• [WHAT IS ASKED]:
Retype all of the listing exactly, passing over any picture you find.

══ GIVEN RECORDS ══

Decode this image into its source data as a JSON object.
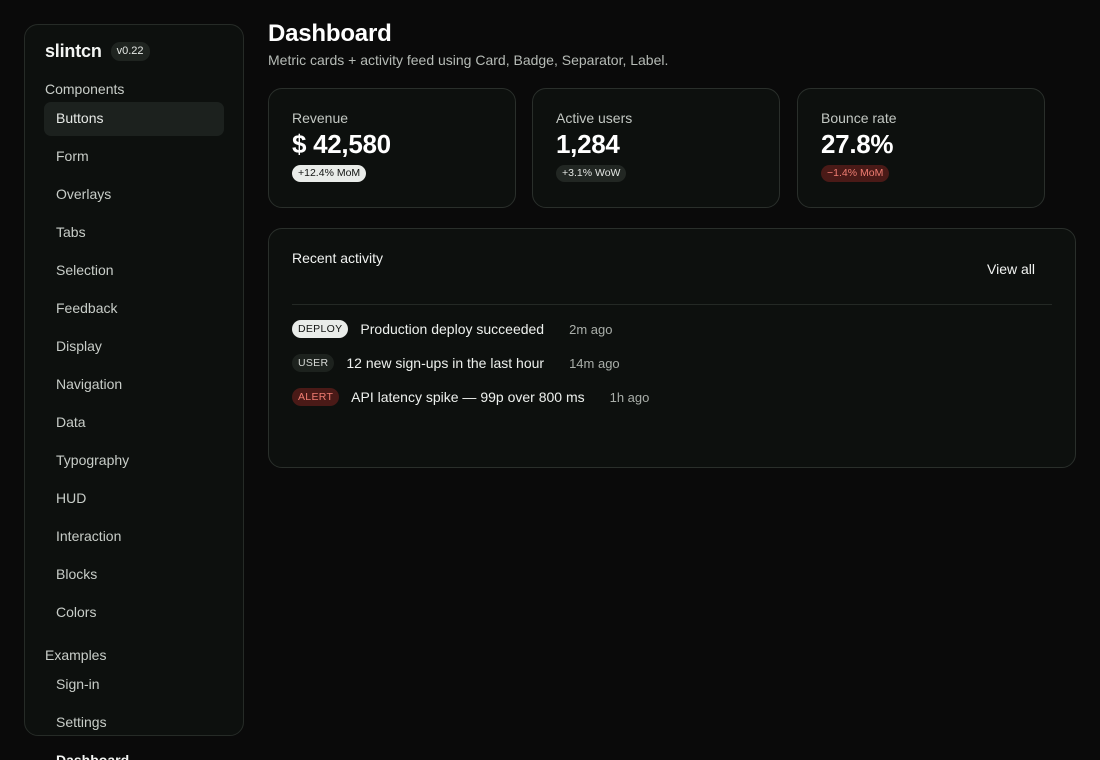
{
  "sidebar": {
    "brand": "slintcn",
    "version": "v0.22",
    "sections": {
      "components_label": "Components",
      "examples_label": "Examples"
    },
    "component_items": [
      "Buttons",
      "Form",
      "Overlays",
      "Tabs",
      "Selection",
      "Feedback",
      "Display",
      "Navigation",
      "Data",
      "Typography",
      "HUD",
      "Interaction",
      "Blocks",
      "Colors"
    ],
    "example_items": [
      "Sign-in",
      "Settings",
      "Dashboard"
    ],
    "active_item": "Buttons"
  },
  "header": {
    "title": "Dashboard",
    "subtitle": "Metric cards + activity feed using Card, Badge, Separator, Label."
  },
  "metrics": [
    {
      "label": "Revenue",
      "value": "$ 42,580",
      "badge": "+12.4% MoM",
      "badge_style": "light"
    },
    {
      "label": "Active users",
      "value": "1,284",
      "badge": "+3.1% WoW",
      "badge_style": "dark"
    },
    {
      "label": "Bounce rate",
      "value": "27.8%",
      "badge": "−1.4% MoM",
      "badge_style": "danger"
    }
  ],
  "activity": {
    "title": "Recent activity",
    "view_all": "View all",
    "items": [
      {
        "tag": "DEPLOY",
        "text": "Production deploy succeeded",
        "time": "2m ago"
      },
      {
        "tag": "USER",
        "text": "12 new sign-ups in the last hour",
        "time": "14m ago"
      },
      {
        "tag": "ALERT",
        "text": "API latency spike — 99p over 800 ms",
        "time": "1h ago"
      }
    ]
  },
  "colors": {
    "background": "#0a0a0a",
    "card": "#0d100e",
    "border": "#2a2f2b",
    "danger": "#f07d72",
    "danger_bg": "#4a1a17"
  }
}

═══

• [FULL ANSWER]:
Decode this image into its source data as a JSON object.
{
  "sidebar": {
    "brand": "slintcn",
    "version": "v0.22",
    "sections": {
      "components_label": "Components",
      "examples_label": "Examples"
    },
    "component_items": [
      "Buttons",
      "Form",
      "Overlays",
      "Tabs",
      "Selection",
      "Feedback",
      "Display",
      "Navigation",
      "Data",
      "Typography",
      "HUD",
      "Interaction",
      "Blocks",
      "Colors"
    ],
    "example_items": [
      "Sign-in",
      "Settings",
      "Dashboard"
    ],
    "active_item": "Buttons"
  },
  "header": {
    "title": "Dashboard",
    "subtitle": "Metric cards + activity feed using Card, Badge, Separator, Label."
  },
  "metrics": [
    {
      "label": "Revenue",
      "value": "$ 42,580",
      "badge": "+12.4% MoM",
      "badge_style": "light"
    },
    {
      "label": "Active users",
      "value": "1,284",
      "badge": "+3.1% WoW",
      "badge_style": "dark"
    },
    {
      "label": "Bounce rate",
      "value": "27.8%",
      "badge": "−1.4% MoM",
      "badge_style": "danger"
    }
  ],
  "activity": {
    "title": "Recent activity",
    "view_all": "View all",
    "items": [
      {
        "tag": "DEPLOY",
        "text": "Production deploy succeeded",
        "time": "2m ago"
      },
      {
        "tag": "USER",
        "text": "12 new sign-ups in the last hour",
        "time": "14m ago"
      },
      {
        "tag": "ALERT",
        "text": "API latency spike — 99p over 800 ms",
        "time": "1h ago"
      }
    ]
  },
  "colors": {
    "background": "#0a0a0a",
    "card": "#0d100e",
    "border": "#2a2f2b",
    "danger": "#f07d72",
    "danger_bg": "#4a1a17"
  }
}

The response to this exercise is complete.